**Task prompt**
Return all of the entries exactly as written.

**Dataset content**
####

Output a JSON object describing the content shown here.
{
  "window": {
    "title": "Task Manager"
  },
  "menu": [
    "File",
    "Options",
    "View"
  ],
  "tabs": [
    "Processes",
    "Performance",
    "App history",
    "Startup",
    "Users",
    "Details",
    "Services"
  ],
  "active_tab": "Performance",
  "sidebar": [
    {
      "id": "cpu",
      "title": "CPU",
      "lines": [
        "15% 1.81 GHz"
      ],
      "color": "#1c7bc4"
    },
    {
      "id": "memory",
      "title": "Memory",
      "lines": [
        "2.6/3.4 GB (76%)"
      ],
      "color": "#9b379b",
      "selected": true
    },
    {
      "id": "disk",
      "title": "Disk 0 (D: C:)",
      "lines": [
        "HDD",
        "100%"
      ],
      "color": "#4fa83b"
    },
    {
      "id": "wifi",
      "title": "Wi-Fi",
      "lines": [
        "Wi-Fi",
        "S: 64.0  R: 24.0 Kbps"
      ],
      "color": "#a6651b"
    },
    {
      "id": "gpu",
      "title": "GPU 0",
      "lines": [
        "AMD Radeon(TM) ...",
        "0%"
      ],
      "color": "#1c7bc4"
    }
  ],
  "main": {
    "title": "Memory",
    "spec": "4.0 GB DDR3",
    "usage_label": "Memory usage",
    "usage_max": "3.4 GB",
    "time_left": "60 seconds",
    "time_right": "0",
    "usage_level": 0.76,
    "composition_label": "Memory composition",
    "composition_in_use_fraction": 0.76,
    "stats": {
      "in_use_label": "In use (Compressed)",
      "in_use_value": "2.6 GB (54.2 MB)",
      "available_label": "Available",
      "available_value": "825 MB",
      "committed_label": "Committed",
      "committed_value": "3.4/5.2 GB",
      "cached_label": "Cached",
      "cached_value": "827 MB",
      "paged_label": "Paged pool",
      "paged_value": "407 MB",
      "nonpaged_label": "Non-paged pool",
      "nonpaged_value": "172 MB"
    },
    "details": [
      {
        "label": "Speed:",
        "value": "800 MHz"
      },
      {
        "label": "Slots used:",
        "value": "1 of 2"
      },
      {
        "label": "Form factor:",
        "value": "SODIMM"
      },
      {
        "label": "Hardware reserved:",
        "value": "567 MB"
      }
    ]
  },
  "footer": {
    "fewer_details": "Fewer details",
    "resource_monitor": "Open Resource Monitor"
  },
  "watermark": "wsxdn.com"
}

####

**Solution to this problem**
Output a JSON object describing the content shown here.
{
  "window": {
    "title": "Task Manager"
  },
  "menu": [
    "File",
    "Options",
    "View"
  ],
  "tabs": [
    "Processes",
    "Performance",
    "App history",
    "Startup",
    "Users",
    "Details",
    "Services"
  ],
  "active_tab": "Performance",
  "sidebar": [
    {
      "id": "cpu",
      "title": "CPU",
      "lines": [
        "15% 1.81 GHz"
      ],
      "color": "#1c7bc4"
    },
    {
      "id": "memory",
      "title": "Memory",
      "lines": [
        "2.6/3.4 GB (76%)"
      ],
      "color": "#9b379b",
      "selected": true
    },
    {
      "id": "disk",
      "title": "Disk 0 (D: C:)",
      "lines": [
        "HDD",
        "100%"
      ],
      "color": "#4fa83b"
    },
    {
      "id": "wifi",
      "title": "Wi-Fi",
      "lines": [
        "Wi-Fi",
        "S: 64.0  R: 24.0 Kbps"
      ],
      "color": "#a6651b"
    },
    {
      "id": "gpu",
      "title": "GPU 0",
      "lines": [
        "AMD Radeon(TM) ...",
        "0%"
      ],
      "color": "#1c7bc4"
    }
  ],
  "main": {
    "title": "Memory",
    "spec": "4.0 GB DDR3",
    "usage_label": "Memory usage",
    "usage_max": "3.4 GB",
    "time_left": "60 seconds",
    "time_right": "0",
    "usage_level": 0.76,
    "composition_label": "Memory composition",
    "composition_in_use_fraction": 0.76,
    "stats": {
      "in_use_label": "In use (Compressed)",
      "in_use_value": "2.6 GB (54.2 MB)",
      "available_label": "Available",
      "available_value": "825 MB",
      "committed_label": "Committed",
      "committed_value": "3.4/5.2 GB",
      "cached_label": "Cached",
      "cached_value": "827 MB",
      "paged_label": "Paged pool",
      "paged_value": "407 MB",
      "nonpaged_label": "Non-paged pool",
      "nonpaged_value": "172 MB"
    },
    "details": [
      {
        "label": "Speed:",
        "value": "800 MHz"
      },
      {
        "label": "Slots used:",
        "value": "1 of 2"
      },
      {
        "label": "Form factor:",
        "value": "SODIMM"
      },
      {
        "label": "Hardware reserved:",
        "value": "567 MB"
      }
    ]
  },
  "footer": {
    "fewer_details": "Fewer details",
    "resource_monitor": "Open Resource Monitor"
  },
  "watermark": "wsxdn.com"
}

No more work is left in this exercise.